**What you need to do**
In the following material, identify every line holding the string "Чкалова" and return it.

**Extracted records**
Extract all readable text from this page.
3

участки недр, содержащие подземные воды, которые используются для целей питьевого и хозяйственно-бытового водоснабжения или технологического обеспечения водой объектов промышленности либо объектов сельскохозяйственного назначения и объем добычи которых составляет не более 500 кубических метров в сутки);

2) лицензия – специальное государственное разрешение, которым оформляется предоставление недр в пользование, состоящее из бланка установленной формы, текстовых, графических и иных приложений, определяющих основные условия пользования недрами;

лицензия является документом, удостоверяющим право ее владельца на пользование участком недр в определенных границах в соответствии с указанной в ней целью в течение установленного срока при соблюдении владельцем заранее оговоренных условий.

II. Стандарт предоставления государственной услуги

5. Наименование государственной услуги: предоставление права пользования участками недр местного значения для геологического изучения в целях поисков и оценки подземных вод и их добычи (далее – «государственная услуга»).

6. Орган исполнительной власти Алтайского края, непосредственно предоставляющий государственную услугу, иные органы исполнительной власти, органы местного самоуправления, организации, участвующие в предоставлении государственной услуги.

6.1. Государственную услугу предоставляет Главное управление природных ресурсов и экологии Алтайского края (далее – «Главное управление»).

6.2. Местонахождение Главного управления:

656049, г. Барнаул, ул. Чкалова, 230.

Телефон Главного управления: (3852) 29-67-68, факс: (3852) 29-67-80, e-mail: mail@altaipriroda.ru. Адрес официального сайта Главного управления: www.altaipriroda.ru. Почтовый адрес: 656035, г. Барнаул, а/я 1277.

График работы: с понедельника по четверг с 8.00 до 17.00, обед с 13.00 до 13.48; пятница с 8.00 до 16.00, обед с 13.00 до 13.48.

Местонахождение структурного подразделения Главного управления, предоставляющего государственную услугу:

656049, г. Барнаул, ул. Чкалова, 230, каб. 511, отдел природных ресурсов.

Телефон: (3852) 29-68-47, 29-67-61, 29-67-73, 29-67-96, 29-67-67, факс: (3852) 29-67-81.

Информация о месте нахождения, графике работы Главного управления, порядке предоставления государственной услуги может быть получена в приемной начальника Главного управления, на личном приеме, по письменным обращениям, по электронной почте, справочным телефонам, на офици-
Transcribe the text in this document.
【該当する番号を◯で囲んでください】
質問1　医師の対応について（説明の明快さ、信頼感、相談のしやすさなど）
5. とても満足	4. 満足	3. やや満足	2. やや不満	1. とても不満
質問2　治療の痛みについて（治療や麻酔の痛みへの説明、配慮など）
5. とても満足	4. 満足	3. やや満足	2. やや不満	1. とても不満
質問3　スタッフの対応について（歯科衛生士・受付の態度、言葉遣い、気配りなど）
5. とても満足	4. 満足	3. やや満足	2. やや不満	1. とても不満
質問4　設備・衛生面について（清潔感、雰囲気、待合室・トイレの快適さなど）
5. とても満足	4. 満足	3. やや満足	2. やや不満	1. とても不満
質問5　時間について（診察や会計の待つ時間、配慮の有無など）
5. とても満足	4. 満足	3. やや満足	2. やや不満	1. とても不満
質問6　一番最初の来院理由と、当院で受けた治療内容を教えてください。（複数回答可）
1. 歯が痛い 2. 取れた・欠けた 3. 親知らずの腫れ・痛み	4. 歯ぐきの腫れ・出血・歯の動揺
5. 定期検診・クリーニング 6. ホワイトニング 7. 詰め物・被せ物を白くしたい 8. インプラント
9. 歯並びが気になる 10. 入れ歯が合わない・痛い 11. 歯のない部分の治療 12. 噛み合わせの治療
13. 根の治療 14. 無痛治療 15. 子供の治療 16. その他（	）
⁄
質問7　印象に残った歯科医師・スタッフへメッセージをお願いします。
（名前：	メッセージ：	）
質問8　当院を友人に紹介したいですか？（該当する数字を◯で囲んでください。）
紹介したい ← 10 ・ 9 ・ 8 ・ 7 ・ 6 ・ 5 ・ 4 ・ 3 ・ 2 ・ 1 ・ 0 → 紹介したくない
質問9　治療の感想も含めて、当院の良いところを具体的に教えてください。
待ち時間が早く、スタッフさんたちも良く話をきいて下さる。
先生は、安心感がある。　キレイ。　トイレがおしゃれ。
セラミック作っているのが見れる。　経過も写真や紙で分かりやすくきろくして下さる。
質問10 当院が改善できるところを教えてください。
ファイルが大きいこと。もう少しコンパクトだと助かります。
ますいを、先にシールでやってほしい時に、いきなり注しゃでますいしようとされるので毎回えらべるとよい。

**Correct output**
656049, г. Барнаул, ул. Чкалова, 230.
656049, г. Барнаул, ул. Чкалова, 230, каб. 511, отдел природных ресурсов.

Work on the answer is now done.